━━ Provided data ━━

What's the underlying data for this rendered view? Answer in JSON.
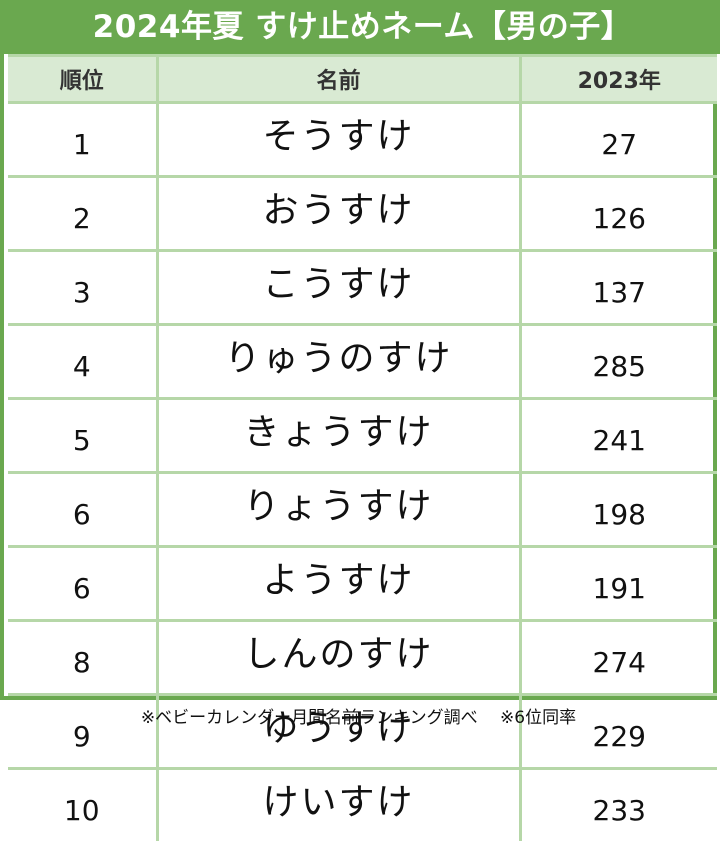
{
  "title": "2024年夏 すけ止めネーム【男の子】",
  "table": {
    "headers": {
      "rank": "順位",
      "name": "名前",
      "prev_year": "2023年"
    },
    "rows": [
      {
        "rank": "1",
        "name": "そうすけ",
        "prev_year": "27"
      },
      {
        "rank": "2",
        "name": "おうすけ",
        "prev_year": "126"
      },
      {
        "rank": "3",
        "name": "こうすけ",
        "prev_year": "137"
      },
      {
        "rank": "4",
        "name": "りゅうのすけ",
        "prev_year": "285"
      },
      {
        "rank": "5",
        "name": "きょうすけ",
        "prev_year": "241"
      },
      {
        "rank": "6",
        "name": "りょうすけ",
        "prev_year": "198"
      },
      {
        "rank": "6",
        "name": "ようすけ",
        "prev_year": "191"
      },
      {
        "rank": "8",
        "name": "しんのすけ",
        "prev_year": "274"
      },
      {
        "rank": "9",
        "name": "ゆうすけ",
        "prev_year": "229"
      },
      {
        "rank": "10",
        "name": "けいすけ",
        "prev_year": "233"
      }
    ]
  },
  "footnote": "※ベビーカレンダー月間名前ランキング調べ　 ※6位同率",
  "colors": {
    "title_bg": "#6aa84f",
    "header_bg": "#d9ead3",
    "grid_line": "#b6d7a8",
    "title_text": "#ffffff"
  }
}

━━━
━━ Provided data ━━

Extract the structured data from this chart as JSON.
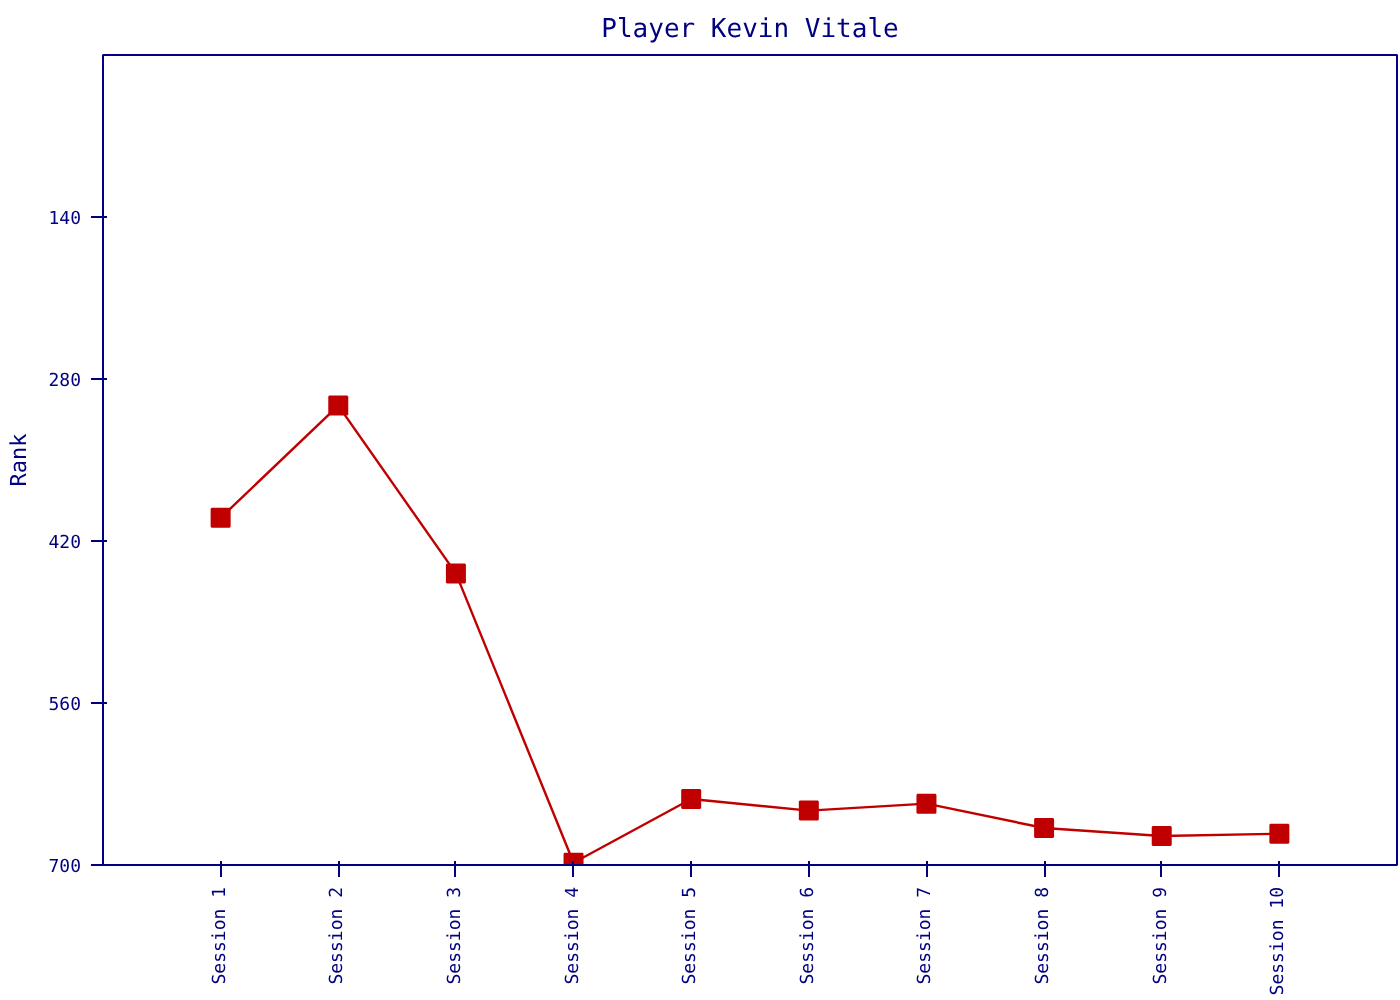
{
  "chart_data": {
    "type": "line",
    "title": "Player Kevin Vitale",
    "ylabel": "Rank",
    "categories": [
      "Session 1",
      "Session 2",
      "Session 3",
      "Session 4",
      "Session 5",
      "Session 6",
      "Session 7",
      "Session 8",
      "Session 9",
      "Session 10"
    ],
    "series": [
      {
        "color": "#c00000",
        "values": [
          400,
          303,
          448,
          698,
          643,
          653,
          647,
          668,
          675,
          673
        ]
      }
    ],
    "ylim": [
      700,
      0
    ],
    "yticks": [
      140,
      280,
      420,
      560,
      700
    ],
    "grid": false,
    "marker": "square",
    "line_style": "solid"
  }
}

━━━
━━ Provided data ━━

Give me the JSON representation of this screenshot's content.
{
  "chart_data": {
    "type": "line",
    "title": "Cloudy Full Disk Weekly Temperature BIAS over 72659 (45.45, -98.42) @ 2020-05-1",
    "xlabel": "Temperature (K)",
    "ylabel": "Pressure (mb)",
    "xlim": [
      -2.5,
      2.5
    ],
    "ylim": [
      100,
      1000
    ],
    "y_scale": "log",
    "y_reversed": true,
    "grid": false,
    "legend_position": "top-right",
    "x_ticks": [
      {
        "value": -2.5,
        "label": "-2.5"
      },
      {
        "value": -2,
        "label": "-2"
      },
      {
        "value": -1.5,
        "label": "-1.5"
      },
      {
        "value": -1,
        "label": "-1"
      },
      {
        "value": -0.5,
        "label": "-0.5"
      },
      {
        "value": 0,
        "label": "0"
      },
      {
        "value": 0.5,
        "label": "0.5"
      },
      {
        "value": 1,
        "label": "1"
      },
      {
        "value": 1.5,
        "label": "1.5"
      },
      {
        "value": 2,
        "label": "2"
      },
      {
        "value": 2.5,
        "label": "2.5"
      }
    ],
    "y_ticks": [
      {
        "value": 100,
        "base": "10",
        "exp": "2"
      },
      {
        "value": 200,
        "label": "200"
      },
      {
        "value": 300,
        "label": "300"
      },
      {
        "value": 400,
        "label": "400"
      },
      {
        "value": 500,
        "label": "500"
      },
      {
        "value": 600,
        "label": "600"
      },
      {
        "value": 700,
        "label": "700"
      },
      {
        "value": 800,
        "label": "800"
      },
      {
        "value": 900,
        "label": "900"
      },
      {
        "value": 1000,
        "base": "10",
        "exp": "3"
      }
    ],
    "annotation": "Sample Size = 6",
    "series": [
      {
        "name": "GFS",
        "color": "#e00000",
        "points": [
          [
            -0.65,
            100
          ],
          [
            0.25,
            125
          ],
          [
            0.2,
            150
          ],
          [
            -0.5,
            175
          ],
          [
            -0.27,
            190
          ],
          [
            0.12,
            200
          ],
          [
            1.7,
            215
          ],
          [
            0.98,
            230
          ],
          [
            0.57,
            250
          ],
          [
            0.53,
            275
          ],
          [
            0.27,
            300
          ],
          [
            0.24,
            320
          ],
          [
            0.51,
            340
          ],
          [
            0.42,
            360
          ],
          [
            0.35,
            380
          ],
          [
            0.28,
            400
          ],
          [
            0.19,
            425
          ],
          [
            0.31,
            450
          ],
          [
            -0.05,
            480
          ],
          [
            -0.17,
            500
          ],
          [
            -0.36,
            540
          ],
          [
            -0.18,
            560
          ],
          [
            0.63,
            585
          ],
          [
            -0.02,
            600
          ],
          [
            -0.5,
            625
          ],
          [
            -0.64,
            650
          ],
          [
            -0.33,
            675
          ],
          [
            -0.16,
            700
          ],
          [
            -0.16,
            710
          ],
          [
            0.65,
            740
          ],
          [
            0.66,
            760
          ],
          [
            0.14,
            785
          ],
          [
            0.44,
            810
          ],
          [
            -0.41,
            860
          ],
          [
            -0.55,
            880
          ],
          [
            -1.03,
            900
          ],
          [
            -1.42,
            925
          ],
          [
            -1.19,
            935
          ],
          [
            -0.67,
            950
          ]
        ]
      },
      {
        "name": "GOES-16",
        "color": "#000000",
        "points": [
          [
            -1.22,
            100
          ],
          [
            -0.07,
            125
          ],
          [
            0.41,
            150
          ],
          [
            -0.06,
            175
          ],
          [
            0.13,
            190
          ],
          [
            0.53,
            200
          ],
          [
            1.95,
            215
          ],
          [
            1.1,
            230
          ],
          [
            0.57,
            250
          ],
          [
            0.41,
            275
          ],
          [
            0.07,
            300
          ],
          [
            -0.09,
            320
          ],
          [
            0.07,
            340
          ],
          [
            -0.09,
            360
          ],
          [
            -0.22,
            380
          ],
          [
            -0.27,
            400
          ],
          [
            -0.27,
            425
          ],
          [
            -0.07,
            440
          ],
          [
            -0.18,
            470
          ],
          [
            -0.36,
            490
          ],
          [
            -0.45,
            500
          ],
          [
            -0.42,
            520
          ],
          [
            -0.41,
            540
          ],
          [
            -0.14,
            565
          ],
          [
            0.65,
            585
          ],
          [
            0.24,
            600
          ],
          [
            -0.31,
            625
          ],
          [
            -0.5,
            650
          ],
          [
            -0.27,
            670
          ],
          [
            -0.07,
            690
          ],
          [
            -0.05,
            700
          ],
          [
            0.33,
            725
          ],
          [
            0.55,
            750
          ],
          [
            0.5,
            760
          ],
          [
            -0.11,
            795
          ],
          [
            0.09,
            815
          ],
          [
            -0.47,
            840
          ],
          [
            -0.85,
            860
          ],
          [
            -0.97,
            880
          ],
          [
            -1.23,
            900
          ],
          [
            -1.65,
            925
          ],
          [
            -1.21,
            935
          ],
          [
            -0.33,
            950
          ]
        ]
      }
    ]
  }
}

━━━

_Task brief:_ How many of these lines contain "this"? Write only the number.

_Solution to the exercise:_ 3